- Short task: Report every line in the listing that contains the string "Higher".

- Extracted data entries:

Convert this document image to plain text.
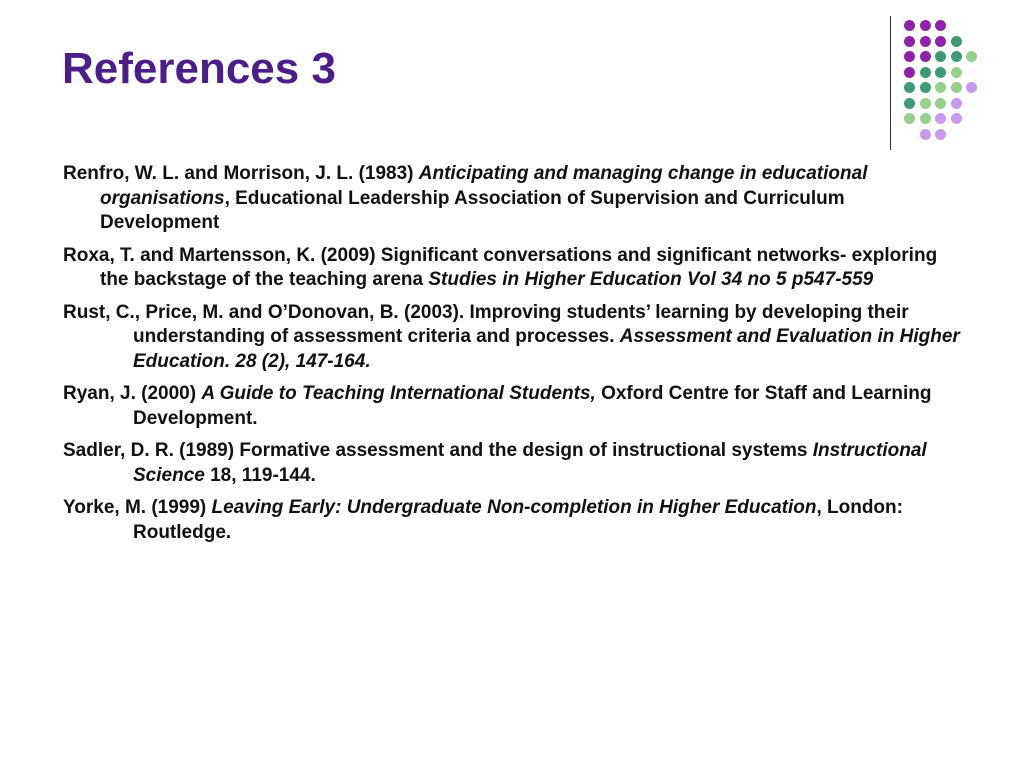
References 3

Renfro, W. L. and Morrison, J. L. (1983) Anticipating and managing change in educational organisations, Educational Leadership Association of Supervision and Curriculum Development

Roxa, T. and Martensson, K. (2009) Significant conversations and significant networks- exploring the backstage of the teaching arena Studies in Higher Education Vol 34 no 5 p547-559

Rust, C., Price, M. and O’Donovan, B. (2003). Improving students’ learning by developing their understanding of assessment criteria and processes. Assessment and Evaluation in Higher Education. 28 (2), 147-164.

Ryan, J. (2000) A Guide to Teaching International Students, Oxford Centre for Staff and Learning Development.

Sadler, D. R. (1989) Formative assessment and the design of instructional systems Instructional Science 18, 119-144.

Yorke, M. (1999) Leaving Early: Undergraduate Non-completion in Higher Education, London: Routledge.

- Answer to the task:
Roxa, T. and Martensson, K. (2009) Significant conversations and significant networks- exploring the backstage of the teaching arena Studies in Higher Education Vol 34 no 5 p547-559
Rust, C., Price, M. and O’Donovan, B. (2003). Improving students’ learning by developing their understanding of assessment criteria and processes. Assessment and Evaluation in Higher Education. 28 (2), 147-164.
Yorke, M. (1999) Leaving Early: Undergraduate Non-completion in Higher Education, London: Routledge.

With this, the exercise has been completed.